▶ _SUPPLIED MATERIAL_:
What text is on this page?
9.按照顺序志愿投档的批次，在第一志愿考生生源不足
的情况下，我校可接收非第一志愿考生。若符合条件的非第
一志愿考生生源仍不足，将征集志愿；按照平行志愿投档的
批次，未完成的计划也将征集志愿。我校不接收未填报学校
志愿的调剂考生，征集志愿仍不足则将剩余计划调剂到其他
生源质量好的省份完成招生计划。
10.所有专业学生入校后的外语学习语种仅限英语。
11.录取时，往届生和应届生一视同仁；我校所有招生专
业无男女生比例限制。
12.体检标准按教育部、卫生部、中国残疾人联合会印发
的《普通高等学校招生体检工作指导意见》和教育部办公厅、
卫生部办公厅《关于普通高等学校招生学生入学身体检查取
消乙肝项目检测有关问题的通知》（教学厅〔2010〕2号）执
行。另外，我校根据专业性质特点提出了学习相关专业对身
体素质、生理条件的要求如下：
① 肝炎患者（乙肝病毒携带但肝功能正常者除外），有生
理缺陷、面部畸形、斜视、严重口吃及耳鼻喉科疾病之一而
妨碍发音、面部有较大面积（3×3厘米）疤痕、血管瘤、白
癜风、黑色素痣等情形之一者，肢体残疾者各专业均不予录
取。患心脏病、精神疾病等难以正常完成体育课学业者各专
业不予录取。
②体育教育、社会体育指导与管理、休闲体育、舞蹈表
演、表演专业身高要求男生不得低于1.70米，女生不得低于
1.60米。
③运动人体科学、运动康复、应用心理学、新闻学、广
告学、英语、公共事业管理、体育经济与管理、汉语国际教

▶ _TASK TO CARRY OUT_: Return what is listed above, exactly and completely.

▶ _WRITTEN SOLUTION_:
What text is on this page?
9.按照顺序志愿投档的批次，在第一志愿考生生源不足
的情况下，我校可接收非第一志愿考生。若符合条件的非第
一志愿考生生源仍不足，将征集志愿；按照平行志愿投档的
批次，未完成的计划也将征集志愿。我校不接收未填报学校
志愿的调剂考生，征集志愿仍不足则将剩余计划调剂到其他
生源质量好的省份完成招生计划。
10.所有专业学生入校后的外语学习语种仅限英语。
11.录取时，往届生和应届生一视同仁；我校所有招生专
业无男女生比例限制。
12.体检标准按教育部、卫生部、中国残疾人联合会印发
的《普通高等学校招生体检工作指导意见》和教育部办公厅、
卫生部办公厅《关于普通高等学校招生学生入学身体检查取
消乙肝项目检测有关问题的通知》（教学厅〔2010〕2号）执
行。另外，我校根据专业性质特点提出了学习相关专业对身
体素质、生理条件的要求如下：
① 肝炎患者（乙肝病毒携带但肝功能正常者除外），有生
理缺陷、面部畸形、斜视、严重口吃及耳鼻喉科疾病之一而
妨碍发音、面部有较大面积（3×3厘米）疤痕、血管瘤、白
癜风、黑色素痣等情形之一者，肢体残疾者各专业均不予录
取。患心脏病、精神疾病等难以正常完成体育课学业者各专
业不予录取。
②体育教育、社会体育指导与管理、休闲体育、舞蹈表
演、表演专业身高要求男生不得低于1.70米，女生不得低于
1.60米。
③运动人体科学、运动康复、应用心理学、新闻学、广
告学、英语、公共事业管理、体育经济与管理、汉语国际教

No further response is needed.